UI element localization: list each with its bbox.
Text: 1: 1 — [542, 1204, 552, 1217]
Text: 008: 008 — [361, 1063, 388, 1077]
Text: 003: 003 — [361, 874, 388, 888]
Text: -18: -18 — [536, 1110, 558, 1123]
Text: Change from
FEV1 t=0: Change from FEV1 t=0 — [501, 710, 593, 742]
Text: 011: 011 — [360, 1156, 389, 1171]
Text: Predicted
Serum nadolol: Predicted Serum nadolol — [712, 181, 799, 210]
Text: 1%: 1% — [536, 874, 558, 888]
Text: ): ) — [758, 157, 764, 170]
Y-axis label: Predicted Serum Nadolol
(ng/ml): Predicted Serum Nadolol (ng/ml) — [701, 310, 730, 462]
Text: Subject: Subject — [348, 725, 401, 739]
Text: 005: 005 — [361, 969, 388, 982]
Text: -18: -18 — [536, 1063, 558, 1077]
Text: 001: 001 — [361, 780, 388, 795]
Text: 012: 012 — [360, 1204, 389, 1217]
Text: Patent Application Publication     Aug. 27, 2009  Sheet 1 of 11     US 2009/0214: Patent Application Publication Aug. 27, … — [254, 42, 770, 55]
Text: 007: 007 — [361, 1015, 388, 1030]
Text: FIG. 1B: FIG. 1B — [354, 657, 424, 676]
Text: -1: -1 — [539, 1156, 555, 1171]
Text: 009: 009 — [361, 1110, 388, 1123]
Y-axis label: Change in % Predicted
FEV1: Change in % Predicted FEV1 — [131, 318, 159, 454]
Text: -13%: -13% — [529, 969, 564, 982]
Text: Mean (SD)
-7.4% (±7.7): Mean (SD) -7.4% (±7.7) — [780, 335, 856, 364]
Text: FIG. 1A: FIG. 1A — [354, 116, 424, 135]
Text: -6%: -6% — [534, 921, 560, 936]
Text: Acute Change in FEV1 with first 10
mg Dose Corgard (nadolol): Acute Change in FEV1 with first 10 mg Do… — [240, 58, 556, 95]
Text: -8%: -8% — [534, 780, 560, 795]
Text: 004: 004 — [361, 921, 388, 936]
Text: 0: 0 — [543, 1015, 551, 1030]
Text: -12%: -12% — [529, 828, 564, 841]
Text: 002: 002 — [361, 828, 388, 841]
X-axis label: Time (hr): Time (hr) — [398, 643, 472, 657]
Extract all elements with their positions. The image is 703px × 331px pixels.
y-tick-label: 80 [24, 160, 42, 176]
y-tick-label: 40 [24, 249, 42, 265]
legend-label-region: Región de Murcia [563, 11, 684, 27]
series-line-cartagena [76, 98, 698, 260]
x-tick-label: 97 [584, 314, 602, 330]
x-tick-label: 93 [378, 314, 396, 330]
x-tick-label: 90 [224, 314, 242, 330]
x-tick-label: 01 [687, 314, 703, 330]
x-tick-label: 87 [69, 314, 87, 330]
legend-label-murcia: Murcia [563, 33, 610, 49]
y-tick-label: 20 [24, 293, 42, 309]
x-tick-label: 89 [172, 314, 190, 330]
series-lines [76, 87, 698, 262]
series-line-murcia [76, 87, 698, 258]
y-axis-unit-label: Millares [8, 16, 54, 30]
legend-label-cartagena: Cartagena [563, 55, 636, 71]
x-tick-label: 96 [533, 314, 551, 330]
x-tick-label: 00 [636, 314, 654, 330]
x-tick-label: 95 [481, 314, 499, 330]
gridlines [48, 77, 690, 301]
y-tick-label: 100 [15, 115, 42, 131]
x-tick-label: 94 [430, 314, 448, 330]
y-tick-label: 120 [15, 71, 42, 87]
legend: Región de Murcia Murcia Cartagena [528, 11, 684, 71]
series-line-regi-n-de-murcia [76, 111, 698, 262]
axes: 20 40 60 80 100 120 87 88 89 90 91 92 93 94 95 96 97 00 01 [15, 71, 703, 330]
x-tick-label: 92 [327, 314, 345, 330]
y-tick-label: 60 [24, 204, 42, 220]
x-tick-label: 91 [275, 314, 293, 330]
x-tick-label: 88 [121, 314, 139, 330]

...

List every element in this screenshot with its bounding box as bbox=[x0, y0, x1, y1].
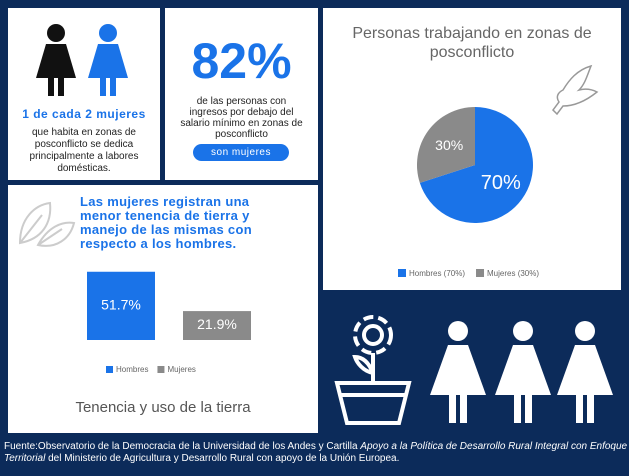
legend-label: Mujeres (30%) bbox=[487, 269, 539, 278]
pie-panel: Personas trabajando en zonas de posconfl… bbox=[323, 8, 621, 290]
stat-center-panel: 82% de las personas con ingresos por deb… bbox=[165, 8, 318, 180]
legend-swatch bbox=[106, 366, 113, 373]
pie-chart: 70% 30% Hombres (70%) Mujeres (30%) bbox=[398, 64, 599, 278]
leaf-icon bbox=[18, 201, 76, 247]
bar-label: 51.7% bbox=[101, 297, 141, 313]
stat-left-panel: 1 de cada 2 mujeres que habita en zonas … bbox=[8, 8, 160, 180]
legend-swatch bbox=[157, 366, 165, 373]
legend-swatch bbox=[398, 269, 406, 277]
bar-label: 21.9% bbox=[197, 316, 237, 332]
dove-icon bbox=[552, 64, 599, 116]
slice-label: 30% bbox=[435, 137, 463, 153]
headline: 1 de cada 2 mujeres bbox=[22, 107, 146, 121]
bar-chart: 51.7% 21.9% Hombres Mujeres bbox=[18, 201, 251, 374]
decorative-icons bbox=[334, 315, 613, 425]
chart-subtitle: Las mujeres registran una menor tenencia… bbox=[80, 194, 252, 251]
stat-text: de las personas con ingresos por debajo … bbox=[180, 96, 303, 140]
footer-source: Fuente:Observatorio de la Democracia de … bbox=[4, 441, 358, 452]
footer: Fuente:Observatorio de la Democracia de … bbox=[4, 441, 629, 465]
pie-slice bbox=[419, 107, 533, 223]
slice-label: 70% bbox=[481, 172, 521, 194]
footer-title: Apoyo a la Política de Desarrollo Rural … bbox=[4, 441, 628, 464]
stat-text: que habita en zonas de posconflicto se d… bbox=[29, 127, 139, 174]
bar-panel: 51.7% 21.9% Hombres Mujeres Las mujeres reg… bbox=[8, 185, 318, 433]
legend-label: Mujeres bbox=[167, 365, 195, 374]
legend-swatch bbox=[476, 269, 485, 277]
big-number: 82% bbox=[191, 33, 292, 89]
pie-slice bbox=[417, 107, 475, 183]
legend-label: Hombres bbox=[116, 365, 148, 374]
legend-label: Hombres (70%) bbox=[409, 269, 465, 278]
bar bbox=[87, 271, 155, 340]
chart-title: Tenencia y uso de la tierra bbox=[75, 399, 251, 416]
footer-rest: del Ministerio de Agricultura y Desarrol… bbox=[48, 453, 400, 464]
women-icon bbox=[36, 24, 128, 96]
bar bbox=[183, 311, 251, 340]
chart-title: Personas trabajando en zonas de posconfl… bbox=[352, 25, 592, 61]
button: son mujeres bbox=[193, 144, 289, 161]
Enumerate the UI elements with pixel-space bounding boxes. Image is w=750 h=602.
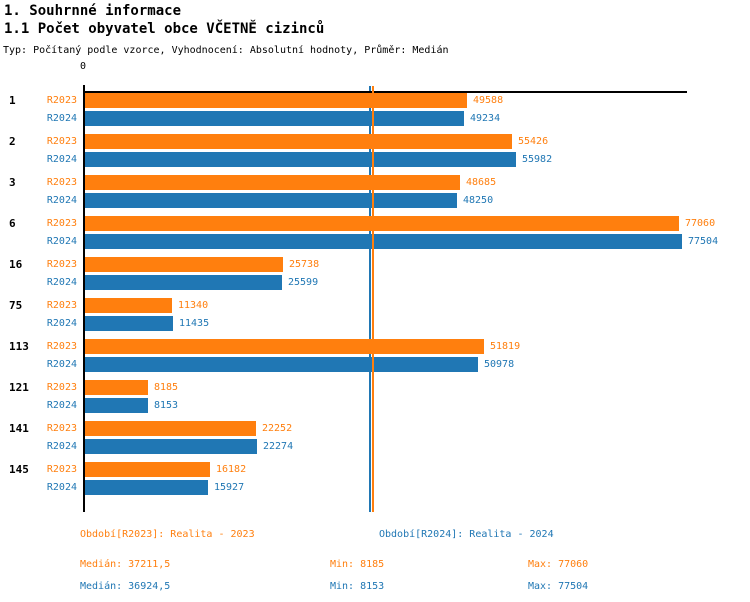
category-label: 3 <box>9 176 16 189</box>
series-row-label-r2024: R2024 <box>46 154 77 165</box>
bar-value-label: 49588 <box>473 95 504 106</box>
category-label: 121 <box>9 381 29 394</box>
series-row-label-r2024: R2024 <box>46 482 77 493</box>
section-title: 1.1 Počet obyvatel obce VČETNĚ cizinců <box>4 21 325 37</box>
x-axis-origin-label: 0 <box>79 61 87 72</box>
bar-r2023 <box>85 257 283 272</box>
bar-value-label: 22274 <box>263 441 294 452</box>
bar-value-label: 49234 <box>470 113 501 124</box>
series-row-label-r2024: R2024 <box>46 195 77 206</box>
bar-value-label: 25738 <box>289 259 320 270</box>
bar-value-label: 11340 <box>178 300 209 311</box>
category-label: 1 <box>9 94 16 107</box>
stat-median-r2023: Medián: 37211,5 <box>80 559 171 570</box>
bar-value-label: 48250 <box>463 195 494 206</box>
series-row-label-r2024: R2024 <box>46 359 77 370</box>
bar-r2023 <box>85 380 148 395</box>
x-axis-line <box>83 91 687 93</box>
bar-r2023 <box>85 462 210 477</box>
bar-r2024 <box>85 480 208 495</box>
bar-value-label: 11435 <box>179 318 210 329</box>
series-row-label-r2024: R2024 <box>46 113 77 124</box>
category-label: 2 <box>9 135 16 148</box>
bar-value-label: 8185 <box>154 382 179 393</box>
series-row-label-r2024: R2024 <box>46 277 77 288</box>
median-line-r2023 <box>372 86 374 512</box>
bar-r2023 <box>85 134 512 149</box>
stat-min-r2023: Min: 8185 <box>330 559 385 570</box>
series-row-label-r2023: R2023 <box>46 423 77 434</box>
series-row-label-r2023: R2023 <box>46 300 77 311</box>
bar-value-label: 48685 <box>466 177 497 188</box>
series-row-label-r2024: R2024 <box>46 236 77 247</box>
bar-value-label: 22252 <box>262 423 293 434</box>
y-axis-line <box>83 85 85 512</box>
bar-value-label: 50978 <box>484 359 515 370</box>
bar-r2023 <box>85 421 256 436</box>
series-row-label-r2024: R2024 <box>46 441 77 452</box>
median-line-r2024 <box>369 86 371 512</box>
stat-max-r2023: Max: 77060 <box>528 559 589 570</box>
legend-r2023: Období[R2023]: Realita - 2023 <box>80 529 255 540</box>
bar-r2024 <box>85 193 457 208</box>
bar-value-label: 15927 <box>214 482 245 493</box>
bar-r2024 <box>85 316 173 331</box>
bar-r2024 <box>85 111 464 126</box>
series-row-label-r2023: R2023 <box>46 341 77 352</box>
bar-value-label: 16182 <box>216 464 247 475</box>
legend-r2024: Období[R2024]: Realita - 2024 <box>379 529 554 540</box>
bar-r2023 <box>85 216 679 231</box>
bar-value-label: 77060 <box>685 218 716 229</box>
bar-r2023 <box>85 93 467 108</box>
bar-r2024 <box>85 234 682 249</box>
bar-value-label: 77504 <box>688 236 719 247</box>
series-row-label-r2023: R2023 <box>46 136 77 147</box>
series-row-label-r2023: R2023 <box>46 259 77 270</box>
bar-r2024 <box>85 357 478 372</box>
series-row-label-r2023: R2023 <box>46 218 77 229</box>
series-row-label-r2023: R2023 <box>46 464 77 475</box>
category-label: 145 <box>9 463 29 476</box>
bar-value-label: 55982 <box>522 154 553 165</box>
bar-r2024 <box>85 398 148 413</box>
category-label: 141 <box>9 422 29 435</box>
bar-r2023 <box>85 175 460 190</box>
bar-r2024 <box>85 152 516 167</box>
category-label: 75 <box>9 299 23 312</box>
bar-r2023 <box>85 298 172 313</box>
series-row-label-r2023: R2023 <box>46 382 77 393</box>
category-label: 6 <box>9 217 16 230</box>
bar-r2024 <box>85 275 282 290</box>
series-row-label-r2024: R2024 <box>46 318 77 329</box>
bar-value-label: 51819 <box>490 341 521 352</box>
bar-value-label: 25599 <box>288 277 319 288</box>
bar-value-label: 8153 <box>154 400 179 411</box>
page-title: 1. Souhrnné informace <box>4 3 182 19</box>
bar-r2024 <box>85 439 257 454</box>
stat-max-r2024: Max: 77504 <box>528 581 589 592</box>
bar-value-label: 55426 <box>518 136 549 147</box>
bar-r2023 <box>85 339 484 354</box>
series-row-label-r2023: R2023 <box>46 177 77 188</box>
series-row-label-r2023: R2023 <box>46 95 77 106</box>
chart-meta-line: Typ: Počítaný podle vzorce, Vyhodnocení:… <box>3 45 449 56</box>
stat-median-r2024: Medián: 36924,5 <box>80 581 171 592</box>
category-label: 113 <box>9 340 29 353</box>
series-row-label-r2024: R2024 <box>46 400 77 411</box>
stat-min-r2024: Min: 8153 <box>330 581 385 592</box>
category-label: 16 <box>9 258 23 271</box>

What to produce
Copy out every line in the items above that contains the word "Realita". Only matches with the same capitalization count.

Exercise output
legend-r2023: Období[R2023]: Realita - 2023 <box>80 529 255 540</box>
legend-r2024: Období[R2024]: Realita - 2024 <box>379 529 554 540</box>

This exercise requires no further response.